▸ **Exercise material**

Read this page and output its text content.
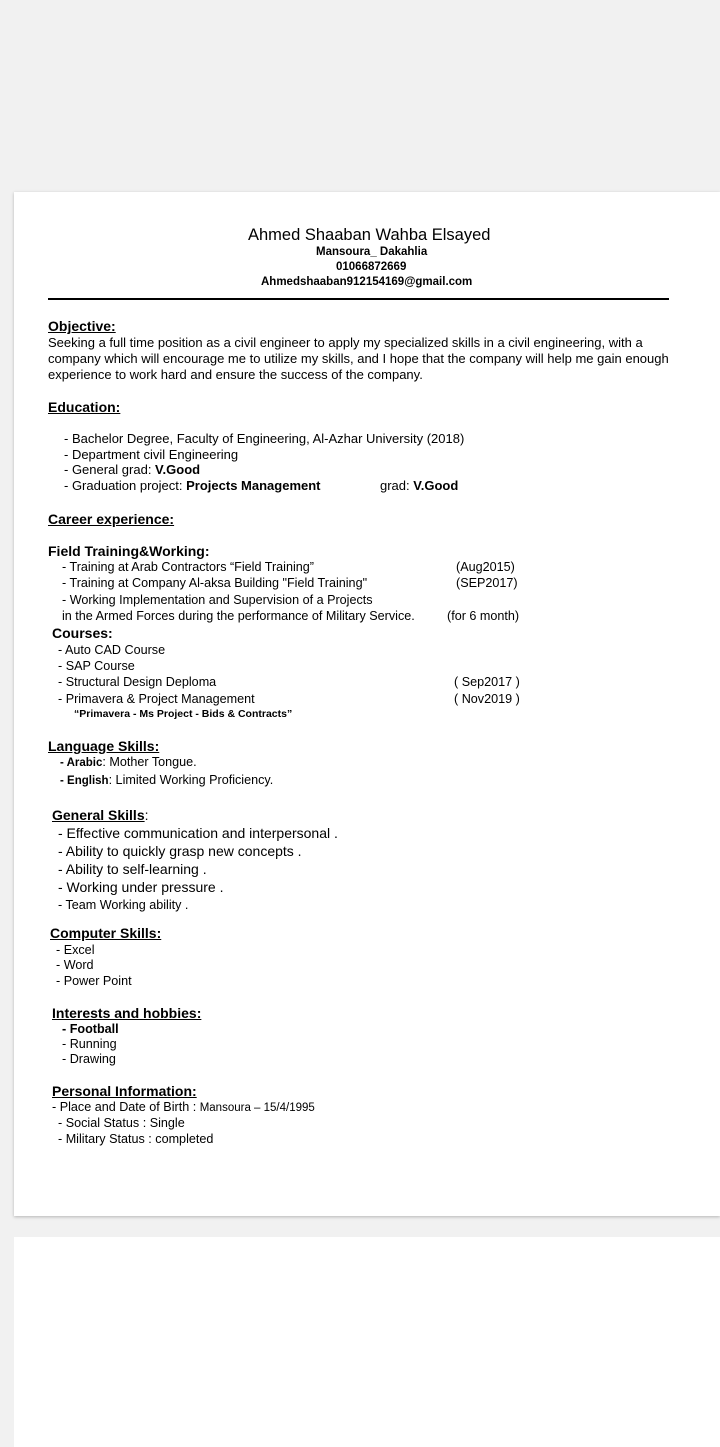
Ahmed Shaaban Wahba Elsayed
Mansoura_ Dakahlia
01066872669
Ahmedshaaban912154169@gmail.com
Objective:
Seeking a full time position as a civil engineer to apply my specialized skills in a civil engineering, with a company which will encourage me to utilize my skills, and I hope that the company will help me gain enough experience to work hard and ensure the success of the company.
Education:
- Bachelor Degree, Faculty of Engineering, Al-Azhar University (2018)
- Department civil Engineering
- General grad: V.Good
- Graduation project: Projects Management	grad: V.Good
Career experience:
Field Training&Working:
- Training at Arab Contractors “Field Training”	(Aug2015)
- Training at Company Al-aksa Building "Field Training"	(SEP2017)
- Working Implementation and Supervision of a Projects
in the Armed Forces during the performance of Military Service.	(for 6 month)
Courses:
- Auto CAD Course
- SAP Course
- Structural Design Deploma	( Sep2017 )
- Primavera & Project Management	( Nov2019 )
“Primavera - Ms Project - Bids & Contracts”
Language Skills:
- Arabic: Mother Tongue.
- English: Limited Working Proficiency.
General Skills:
- Effective communication and interpersonal .
- Ability to quickly grasp new concepts .
- Ability to self-learning .
- Working under pressure .
- Team Working ability .
Computer Skills:
- Excel
- Word
- Power Point
Interests and hobbies:
- Football
- Running
- Drawing
Personal Information:
- Place and Date of Birth : Mansoura – 15/4/1995
- Social Status : Single
- Military Status : completed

▸ **Exercise details**
Reproduce the records verbatim, omitting all images they contain.

▸ **Answer below**
Read this page and output its text content.
Ahmed Shaaban Wahba Elsayed
Mansoura_ Dakahlia
01066872669
Ahmedshaaban912154169@gmail.com
Objective:
Seeking a full time position as a civil engineer to apply my specialized skills in a civil engineering, with a company which will encourage me to utilize my skills, and I hope that the company will help me gain enough experience to work hard and ensure the success of the company.
Education:
- Bachelor Degree, Faculty of Engineering, Al-Azhar University (2018)
- Department civil Engineering
- General grad: V.Good
- Graduation project: Projects Management	grad: V.Good
Career experience:
Field Training&Working:
- Training at Arab Contractors “Field Training”	(Aug2015)
- Training at Company Al-aksa Building "Field Training"	(SEP2017)
- Working Implementation and Supervision of a Projects
in the Armed Forces during the performance of Military Service.	(for 6 month)
Courses:
- Auto CAD Course
- SAP Course
- Structural Design Deploma	( Sep2017 )
- Primavera & Project Management	( Nov2019 )
“Primavera - Ms Project - Bids & Contracts”
Language Skills:
- Arabic: Mother Tongue.
- English: Limited Working Proficiency.
General Skills:
- Effective communication and interpersonal .
- Ability to quickly grasp new concepts .
- Ability to self-learning .
- Working under pressure .
- Team Working ability .
Computer Skills:
- Excel
- Word
- Power Point
Interests and hobbies:
- Football
- Running
- Drawing
Personal Information:
- Place and Date of Birth : Mansoura – 15/4/1995
- Social Status : Single
- Military Status : completed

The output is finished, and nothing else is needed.